_What you should do:_
Without including any pictures, write out all the entries exactly.

········

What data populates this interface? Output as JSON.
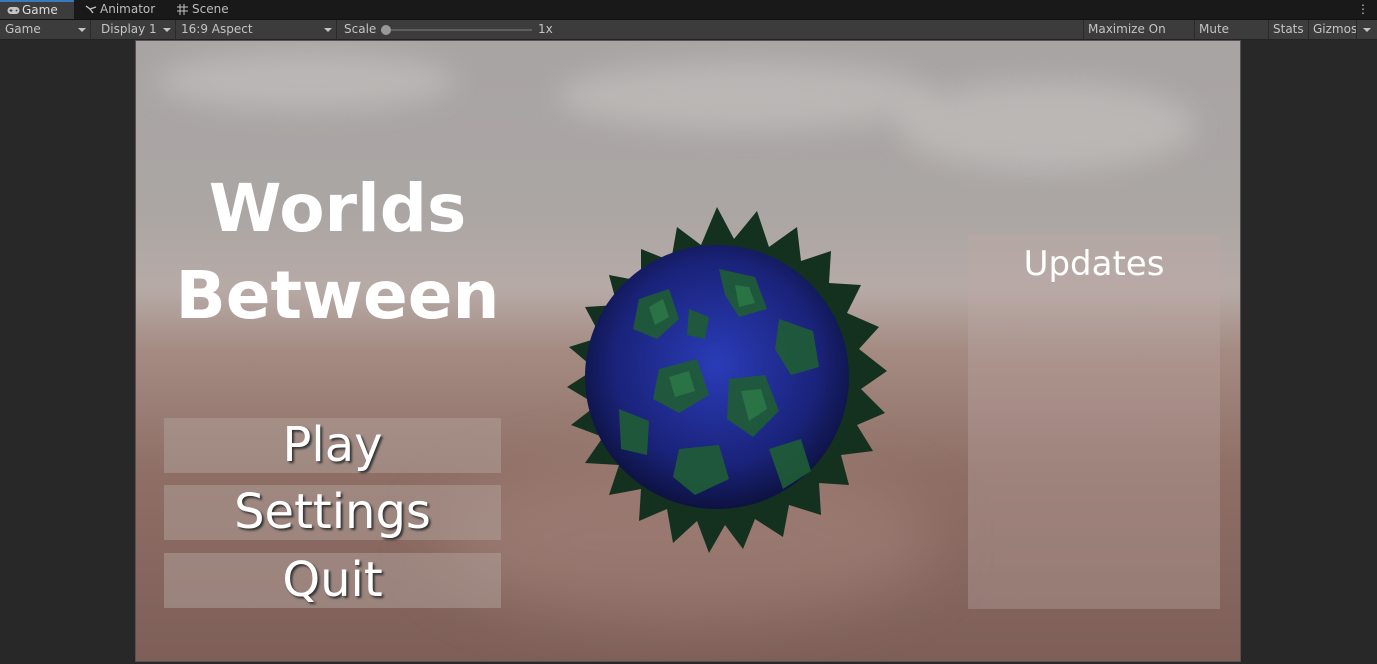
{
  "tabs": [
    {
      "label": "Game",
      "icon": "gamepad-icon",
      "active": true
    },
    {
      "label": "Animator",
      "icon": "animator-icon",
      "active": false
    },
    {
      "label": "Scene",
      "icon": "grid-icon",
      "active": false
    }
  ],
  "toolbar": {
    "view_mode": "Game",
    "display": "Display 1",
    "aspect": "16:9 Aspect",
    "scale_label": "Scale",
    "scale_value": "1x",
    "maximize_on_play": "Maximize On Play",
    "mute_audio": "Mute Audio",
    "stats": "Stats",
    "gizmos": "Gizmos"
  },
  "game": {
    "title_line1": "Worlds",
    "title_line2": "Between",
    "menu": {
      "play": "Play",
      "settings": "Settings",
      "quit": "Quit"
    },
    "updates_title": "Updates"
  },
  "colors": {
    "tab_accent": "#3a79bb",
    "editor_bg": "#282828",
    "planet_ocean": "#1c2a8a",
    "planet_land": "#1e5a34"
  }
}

········

_Output:_
What data populates this interface? Output as JSON.
{
  "tabs": [
    {
      "label": "Game",
      "icon": "gamepad-icon",
      "active": true
    },
    {
      "label": "Animator",
      "icon": "animator-icon",
      "active": false
    },
    {
      "label": "Scene",
      "icon": "grid-icon",
      "active": false
    }
  ],
  "toolbar": {
    "view_mode": "Game",
    "display": "Display 1",
    "aspect": "16:9 Aspect",
    "scale_label": "Scale",
    "scale_value": "1x",
    "maximize_on_play": "Maximize On Play",
    "mute_audio": "Mute Audio",
    "stats": "Stats",
    "gizmos": "Gizmos"
  },
  "game": {
    "title_line1": "Worlds",
    "title_line2": "Between",
    "menu": {
      "play": "Play",
      "settings": "Settings",
      "quit": "Quit"
    },
    "updates_title": "Updates"
  },
  "colors": {
    "tab_accent": "#3a79bb",
    "editor_bg": "#282828",
    "planet_ocean": "#1c2a8a",
    "planet_land": "#1e5a34"
  }
}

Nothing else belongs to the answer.